#### Stored items:
____________

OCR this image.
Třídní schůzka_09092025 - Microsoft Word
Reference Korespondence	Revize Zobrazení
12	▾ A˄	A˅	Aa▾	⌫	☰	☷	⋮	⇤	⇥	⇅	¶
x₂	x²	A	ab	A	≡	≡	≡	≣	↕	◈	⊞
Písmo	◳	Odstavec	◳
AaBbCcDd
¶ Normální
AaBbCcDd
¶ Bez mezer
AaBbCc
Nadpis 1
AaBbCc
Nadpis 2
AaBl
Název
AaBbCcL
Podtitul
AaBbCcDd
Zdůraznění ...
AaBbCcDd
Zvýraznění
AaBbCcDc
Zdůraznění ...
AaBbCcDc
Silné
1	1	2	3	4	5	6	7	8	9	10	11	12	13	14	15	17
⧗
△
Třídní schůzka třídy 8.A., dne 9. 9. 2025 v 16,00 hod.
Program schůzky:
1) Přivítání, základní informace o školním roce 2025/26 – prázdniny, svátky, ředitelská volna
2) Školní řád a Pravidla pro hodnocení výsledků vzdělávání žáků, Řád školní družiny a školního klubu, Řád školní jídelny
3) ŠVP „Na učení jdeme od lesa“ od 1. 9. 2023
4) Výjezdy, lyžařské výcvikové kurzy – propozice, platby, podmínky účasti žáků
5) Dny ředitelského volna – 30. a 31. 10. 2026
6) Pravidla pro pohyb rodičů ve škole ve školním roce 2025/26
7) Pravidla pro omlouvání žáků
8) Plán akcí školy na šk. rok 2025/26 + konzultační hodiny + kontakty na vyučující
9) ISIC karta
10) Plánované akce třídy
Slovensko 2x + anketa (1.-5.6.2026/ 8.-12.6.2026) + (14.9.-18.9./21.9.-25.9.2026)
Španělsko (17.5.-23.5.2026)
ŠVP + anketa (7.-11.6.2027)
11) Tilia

____________

Using the data above, return each line exactly as written.

#### Output below:
OCR this image.
Třídní schůzka_09092025 - Microsoft Word
Reference Korespondence	Revize Zobrazení
12	▾ A˄	A˅	Aa▾	⌫	☰	☷	⋮	⇤	⇥	⇅	¶
x₂	x²	A	ab	A	≡	≡	≡	≣	↕	◈	⊞
Písmo	◳	Odstavec	◳
AaBbCcDd
¶ Normální
AaBbCcDd
¶ Bez mezer
AaBbCc
Nadpis 1
AaBbCc
Nadpis 2
AaBl
Název
AaBbCcL
Podtitul
AaBbCcDd
Zdůraznění ...
AaBbCcDd
Zvýraznění
AaBbCcDc
Zdůraznění ...
AaBbCcDc
Silné
1	1	2	3	4	5	6	7	8	9	10	11	12	13	14	15	17
⧗
△
Třídní schůzka třídy 8.A., dne 9. 9. 2025 v 16,00 hod.
Program schůzky:
1) Přivítání, základní informace o školním roce 2025/26 – prázdniny, svátky, ředitelská volna
2) Školní řád a Pravidla pro hodnocení výsledků vzdělávání žáků, Řád školní družiny a školního klubu, Řád školní jídelny
3) ŠVP „Na učení jdeme od lesa“ od 1. 9. 2023
4) Výjezdy, lyžařské výcvikové kurzy – propozice, platby, podmínky účasti žáků
5) Dny ředitelského volna – 30. a 31. 10. 2026
6) Pravidla pro pohyb rodičů ve škole ve školním roce 2025/26
7) Pravidla pro omlouvání žáků
8) Plán akcí školy na šk. rok 2025/26 + konzultační hodiny + kontakty na vyučující
9) ISIC karta
10) Plánované akce třídy
Slovensko 2x + anketa (1.-5.6.2026/ 8.-12.6.2026) + (14.9.-18.9./21.9.-25.9.2026)
Španělsko (17.5.-23.5.2026)
ŠVP + anketa (7.-11.6.2027)
11) Tilia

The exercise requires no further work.